begin Supplied records

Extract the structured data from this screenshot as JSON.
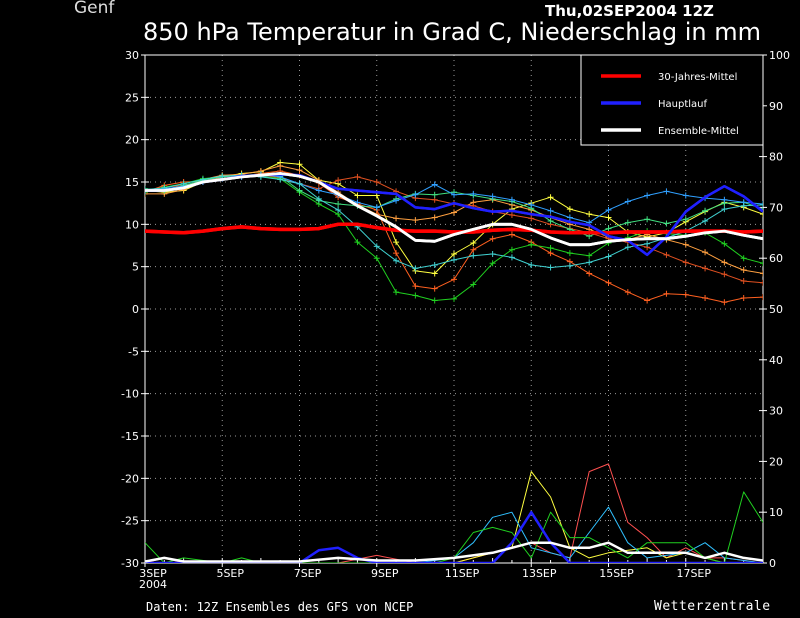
{
  "header": {
    "location": "Genf",
    "run": "Thu,02SEP2004 12Z",
    "title": "850 hPa Temperatur in Grad C, Niederschlag in mm"
  },
  "footer": {
    "source": "Daten: 12Z Ensembles des GFS von NCEP",
    "brand": "Wetterzentrale"
  },
  "chart_data": {
    "type": "line",
    "y_left": {
      "label": "",
      "lim": [
        -30,
        30
      ],
      "ticks": [
        30,
        25,
        20,
        15,
        10,
        5,
        0,
        -5,
        -10,
        -15,
        -20,
        -25,
        -30
      ]
    },
    "y_right": {
      "label": "",
      "lim": [
        0,
        100
      ],
      "ticks": [
        100,
        90,
        80,
        70,
        60,
        50,
        40,
        30,
        20,
        10,
        0
      ]
    },
    "x": {
      "lim": [
        0,
        16
      ],
      "tick_labels": [
        {
          "x": 0,
          "label": "3SEP",
          "label2": "2004"
        },
        {
          "x": 2,
          "label": "5SEP"
        },
        {
          "x": 4,
          "label": "7SEP"
        },
        {
          "x": 6,
          "label": "9SEP"
        },
        {
          "x": 8,
          "label": "11SEP"
        },
        {
          "x": 10,
          "label": "13SEP"
        },
        {
          "x": 12,
          "label": "15SEP"
        },
        {
          "x": 14,
          "label": "17SEP"
        }
      ]
    },
    "grid": true,
    "legend": {
      "placement": "top-right",
      "entries": [
        {
          "name": "30-Jahres-Mittel",
          "color": "#ff0000"
        },
        {
          "name": "Hauptlauf",
          "color": "#2020ff"
        },
        {
          "name": "Ensemble-Mittel",
          "color": "#ffffff"
        }
      ]
    },
    "temp_x_step": 0.5,
    "series": [
      {
        "name": "30-Jahres-Mittel",
        "color": "#ff0000",
        "width": 3.5,
        "axis": "left",
        "values": [
          9.2,
          9.1,
          9.0,
          9.2,
          9.5,
          9.7,
          9.5,
          9.4,
          9.4,
          9.5,
          10.0,
          10.0,
          9.6,
          9.3,
          9.2,
          9.2,
          9.1,
          9.1,
          9.3,
          9.4,
          9.3,
          9.1,
          9.0,
          9.0,
          9.0,
          9.1,
          9.1,
          9.1,
          9.2,
          9.2,
          9.2,
          9.1,
          9.2
        ]
      },
      {
        "name": "Hauptlauf",
        "color": "#2020ff",
        "width": 2.5,
        "axis": "left",
        "values": [
          14.0,
          14.0,
          14.3,
          15.0,
          15.3,
          15.7,
          15.8,
          15.9,
          15.8,
          15.0,
          14.2,
          14.0,
          13.8,
          13.6,
          12.0,
          11.8,
          12.5,
          11.9,
          11.5,
          11.6,
          11.2,
          10.9,
          10.3,
          9.9,
          8.6,
          8.1,
          6.4,
          8.5,
          11.5,
          13.2,
          14.5,
          13.3,
          11.5
        ]
      },
      {
        "name": "Ensemble-Mittel",
        "color": "#ffffff",
        "width": 2.8,
        "axis": "left",
        "values": [
          14.0,
          14.0,
          14.3,
          15.0,
          15.3,
          15.6,
          15.8,
          16.0,
          15.7,
          15.0,
          13.6,
          12.2,
          11.0,
          9.7,
          8.1,
          8.0,
          8.8,
          9.4,
          10.0,
          10.0,
          9.4,
          8.4,
          7.6,
          7.6,
          8.0,
          8.2,
          8.3,
          8.3,
          8.6,
          9.0,
          9.2,
          8.7,
          8.3
        ]
      },
      {
        "name": "",
        "color": "#ffff40",
        "width": 1,
        "axis": "left",
        "marker": "plus",
        "values": [
          14.0,
          13.8,
          14.0,
          15.0,
          15.6,
          16.0,
          16.2,
          17.3,
          17.1,
          15.2,
          14.8,
          13.4,
          13.4,
          7.9,
          4.5,
          4.2,
          6.5,
          7.8,
          10.0,
          11.8,
          12.5,
          13.2,
          11.8,
          11.2,
          10.8,
          9.1,
          8.5,
          9.0,
          10.3,
          11.5,
          12.6,
          12.0,
          11.2
        ]
      },
      {
        "name": "",
        "color": "#ffa040",
        "width": 1,
        "axis": "left",
        "marker": "plus",
        "values": [
          13.6,
          13.6,
          14.1,
          15.3,
          15.8,
          15.9,
          16.3,
          16.9,
          16.4,
          15.2,
          13.8,
          12.3,
          11.2,
          10.7,
          10.5,
          10.8,
          11.4,
          12.6,
          12.9,
          12.3,
          11.7,
          10.8,
          10.0,
          9.4,
          8.5,
          8.2,
          8.8,
          8.2,
          7.6,
          6.7,
          5.5,
          4.6,
          4.2
        ]
      },
      {
        "name": "",
        "color": "#ff6020",
        "width": 1,
        "axis": "left",
        "marker": "plus",
        "values": [
          13.8,
          14.6,
          15.0,
          15.1,
          15.6,
          15.7,
          16.0,
          16.3,
          15.8,
          14.9,
          13.2,
          12.4,
          11.7,
          6.6,
          2.7,
          2.4,
          3.5,
          7.0,
          8.3,
          8.8,
          7.9,
          6.6,
          5.6,
          4.2,
          3.1,
          2.0,
          1.0,
          1.8,
          1.7,
          1.3,
          0.8,
          1.3,
          1.4
        ]
      },
      {
        "name": "",
        "color": "#e05020",
        "width": 1,
        "axis": "left",
        "marker": "plus",
        "values": [
          13.8,
          14.4,
          14.6,
          15.0,
          15.4,
          15.6,
          15.8,
          15.5,
          14.8,
          14.2,
          15.2,
          15.6,
          15.0,
          13.9,
          13.1,
          12.9,
          12.4,
          12.2,
          11.5,
          11.1,
          10.7,
          10.0,
          9.5,
          9.0,
          8.3,
          7.9,
          7.3,
          6.4,
          5.5,
          4.8,
          4.1,
          3.3,
          3.1
        ]
      },
      {
        "name": "",
        "color": "#20d020",
        "width": 1,
        "axis": "left",
        "marker": "plus",
        "values": [
          13.8,
          14.4,
          14.8,
          15.4,
          15.6,
          15.8,
          15.7,
          15.4,
          13.8,
          12.4,
          11.2,
          7.9,
          6.0,
          2.0,
          1.6,
          1.0,
          1.2,
          2.9,
          5.4,
          7.0,
          7.6,
          7.2,
          6.6,
          6.3,
          7.8,
          8.4,
          9.2,
          8.9,
          8.7,
          9.0,
          7.7,
          6.0,
          5.4
        ]
      },
      {
        "name": "",
        "color": "#40e080",
        "width": 1,
        "axis": "left",
        "marker": "plus",
        "values": [
          14.2,
          14.0,
          14.6,
          15.2,
          15.6,
          15.8,
          15.9,
          15.7,
          14.0,
          12.8,
          12.4,
          12.2,
          12.0,
          13.0,
          13.6,
          13.5,
          13.8,
          13.4,
          13.0,
          12.7,
          11.9,
          10.4,
          9.4,
          8.6,
          9.5,
          10.2,
          10.6,
          10.1,
          10.6,
          11.6,
          12.5,
          12.6,
          11.8
        ]
      },
      {
        "name": "",
        "color": "#30a0ff",
        "width": 1,
        "axis": "left",
        "marker": "plus",
        "values": [
          13.9,
          14.2,
          14.5,
          15.0,
          15.4,
          15.6,
          15.9,
          15.6,
          14.8,
          14.0,
          13.5,
          12.6,
          12.0,
          12.8,
          13.5,
          14.7,
          13.5,
          13.6,
          13.3,
          12.9,
          12.3,
          11.6,
          10.8,
          10.2,
          11.7,
          12.7,
          13.4,
          13.9,
          13.4,
          13.1,
          12.9,
          12.6,
          12.4
        ]
      },
      {
        "name": "",
        "color": "#40d0d0",
        "width": 1,
        "axis": "left",
        "marker": "plus",
        "values": [
          14.1,
          14.3,
          14.8,
          15.3,
          15.7,
          15.8,
          15.6,
          15.3,
          14.8,
          13.0,
          11.7,
          9.7,
          7.4,
          5.7,
          4.8,
          5.2,
          5.8,
          6.3,
          6.5,
          6.1,
          5.2,
          4.9,
          5.1,
          5.5,
          6.2,
          7.3,
          7.7,
          8.4,
          9.2,
          10.4,
          11.8,
          12.2,
          12.3
        ]
      },
      {
        "name": "",
        "color": "#ff5050",
        "width": 1,
        "axis": "right",
        "precip": true,
        "values": [
          {
            "x": 0,
            "v": 0
          },
          {
            "x": 0.5,
            "v": 1
          },
          {
            "x": 1,
            "v": 0
          },
          {
            "x": 4,
            "v": 0
          },
          {
            "x": 5,
            "v": 0
          },
          {
            "x": 6,
            "v": 1.5
          },
          {
            "x": 7,
            "v": 0
          },
          {
            "x": 8,
            "v": 0
          },
          {
            "x": 8.5,
            "v": 1
          },
          {
            "x": 9,
            "v": 2
          },
          {
            "x": 10,
            "v": 4
          },
          {
            "x": 10.5,
            "v": 2
          },
          {
            "x": 11,
            "v": 1
          },
          {
            "x": 11.5,
            "v": 18
          },
          {
            "x": 12,
            "v": 19.5
          },
          {
            "x": 12.5,
            "v": 8
          },
          {
            "x": 13,
            "v": 5
          },
          {
            "x": 13.5,
            "v": 1
          },
          {
            "x": 14,
            "v": 3
          },
          {
            "x": 14.5,
            "v": 1
          },
          {
            "x": 15,
            "v": 1
          },
          {
            "x": 16,
            "v": 0
          }
        ]
      },
      {
        "name": "",
        "color": "#ffff40",
        "width": 1,
        "axis": "right",
        "precip": true,
        "values": [
          {
            "x": 0,
            "v": 0
          },
          {
            "x": 4,
            "v": 0
          },
          {
            "x": 5,
            "v": 0
          },
          {
            "x": 6,
            "v": 0
          },
          {
            "x": 7,
            "v": 0
          },
          {
            "x": 8,
            "v": 0
          },
          {
            "x": 9,
            "v": 2
          },
          {
            "x": 9.5,
            "v": 3
          },
          {
            "x": 10,
            "v": 18
          },
          {
            "x": 10.5,
            "v": 13
          },
          {
            "x": 11,
            "v": 3
          },
          {
            "x": 11.5,
            "v": 1
          },
          {
            "x": 12,
            "v": 2
          },
          {
            "x": 13,
            "v": 3
          },
          {
            "x": 13.5,
            "v": 1
          },
          {
            "x": 14,
            "v": 2
          },
          {
            "x": 15,
            "v": 0
          },
          {
            "x": 16,
            "v": 0
          }
        ]
      },
      {
        "name": "",
        "color": "#30c0ff",
        "width": 1,
        "axis": "right",
        "precip": true,
        "values": [
          {
            "x": 0,
            "v": 0
          },
          {
            "x": 4,
            "v": 0
          },
          {
            "x": 6,
            "v": 0
          },
          {
            "x": 7,
            "v": 0
          },
          {
            "x": 7.5,
            "v": 0.5
          },
          {
            "x": 8,
            "v": 1
          },
          {
            "x": 8.5,
            "v": 4
          },
          {
            "x": 9,
            "v": 9
          },
          {
            "x": 9.5,
            "v": 10
          },
          {
            "x": 10,
            "v": 3
          },
          {
            "x": 11,
            "v": 1
          },
          {
            "x": 11.5,
            "v": 6
          },
          {
            "x": 12,
            "v": 11
          },
          {
            "x": 12.5,
            "v": 4
          },
          {
            "x": 13,
            "v": 1
          },
          {
            "x": 14,
            "v": 2
          },
          {
            "x": 14.5,
            "v": 4
          },
          {
            "x": 15,
            "v": 1
          },
          {
            "x": 16,
            "v": 0
          }
        ]
      },
      {
        "name": "",
        "color": "#20d020",
        "width": 1,
        "axis": "right",
        "precip": true,
        "values": [
          {
            "x": 0,
            "v": 4
          },
          {
            "x": 0.5,
            "v": 0
          },
          {
            "x": 1,
            "v": 1
          },
          {
            "x": 2,
            "v": 0
          },
          {
            "x": 2.5,
            "v": 1
          },
          {
            "x": 3,
            "v": 0
          },
          {
            "x": 6,
            "v": 0
          },
          {
            "x": 7.5,
            "v": 0
          },
          {
            "x": 8,
            "v": 1
          },
          {
            "x": 8.5,
            "v": 6
          },
          {
            "x": 9,
            "v": 7
          },
          {
            "x": 9.5,
            "v": 6
          },
          {
            "x": 10,
            "v": 1
          },
          {
            "x": 10.5,
            "v": 10
          },
          {
            "x": 11,
            "v": 5
          },
          {
            "x": 11.5,
            "v": 5
          },
          {
            "x": 12,
            "v": 3
          },
          {
            "x": 12.5,
            "v": 1
          },
          {
            "x": 13,
            "v": 4
          },
          {
            "x": 14,
            "v": 4
          },
          {
            "x": 14.5,
            "v": 1
          },
          {
            "x": 15,
            "v": 0
          },
          {
            "x": 15.5,
            "v": 14
          },
          {
            "x": 16,
            "v": 8
          }
        ]
      },
      {
        "name": "Hauptlauf",
        "color": "#2020ff",
        "width": 2.5,
        "axis": "right",
        "precip": true,
        "values": [
          {
            "x": 0,
            "v": 0
          },
          {
            "x": 4,
            "v": 0
          },
          {
            "x": 4.5,
            "v": 2.5
          },
          {
            "x": 5,
            "v": 3
          },
          {
            "x": 5.5,
            "v": 1
          },
          {
            "x": 6,
            "v": 0
          },
          {
            "x": 9,
            "v": 0
          },
          {
            "x": 9.5,
            "v": 4
          },
          {
            "x": 10,
            "v": 10
          },
          {
            "x": 10.5,
            "v": 4
          },
          {
            "x": 11,
            "v": 0
          },
          {
            "x": 12,
            "v": 0
          },
          {
            "x": 13,
            "v": 0
          },
          {
            "x": 16,
            "v": 0
          }
        ]
      },
      {
        "name": "Ensemble-Mittel",
        "color": "#ffffff",
        "width": 2.5,
        "axis": "right",
        "precip": true,
        "values": [
          {
            "x": 0,
            "v": 0.3
          },
          {
            "x": 0.5,
            "v": 1
          },
          {
            "x": 1,
            "v": 0.3
          },
          {
            "x": 2,
            "v": 0.3
          },
          {
            "x": 3,
            "v": 0.3
          },
          {
            "x": 4,
            "v": 0.3
          },
          {
            "x": 5,
            "v": 1
          },
          {
            "x": 6,
            "v": 0.5
          },
          {
            "x": 7,
            "v": 0.5
          },
          {
            "x": 8,
            "v": 1
          },
          {
            "x": 9,
            "v": 2
          },
          {
            "x": 9.5,
            "v": 3
          },
          {
            "x": 10,
            "v": 4
          },
          {
            "x": 10.5,
            "v": 4
          },
          {
            "x": 11,
            "v": 3
          },
          {
            "x": 11.5,
            "v": 3
          },
          {
            "x": 12,
            "v": 4
          },
          {
            "x": 12.5,
            "v": 2
          },
          {
            "x": 13,
            "v": 2
          },
          {
            "x": 14,
            "v": 2
          },
          {
            "x": 14.5,
            "v": 1
          },
          {
            "x": 15,
            "v": 2
          },
          {
            "x": 15.5,
            "v": 1
          },
          {
            "x": 16,
            "v": 0.5
          }
        ]
      }
    ]
  }
}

end Supplied records

*Given request*: Select and copy every line of the material that holds the string "Jahres".

*Task output*:
          "name": "30-Jahres-Mittel",
        "name": "30-Jahres-Mittel",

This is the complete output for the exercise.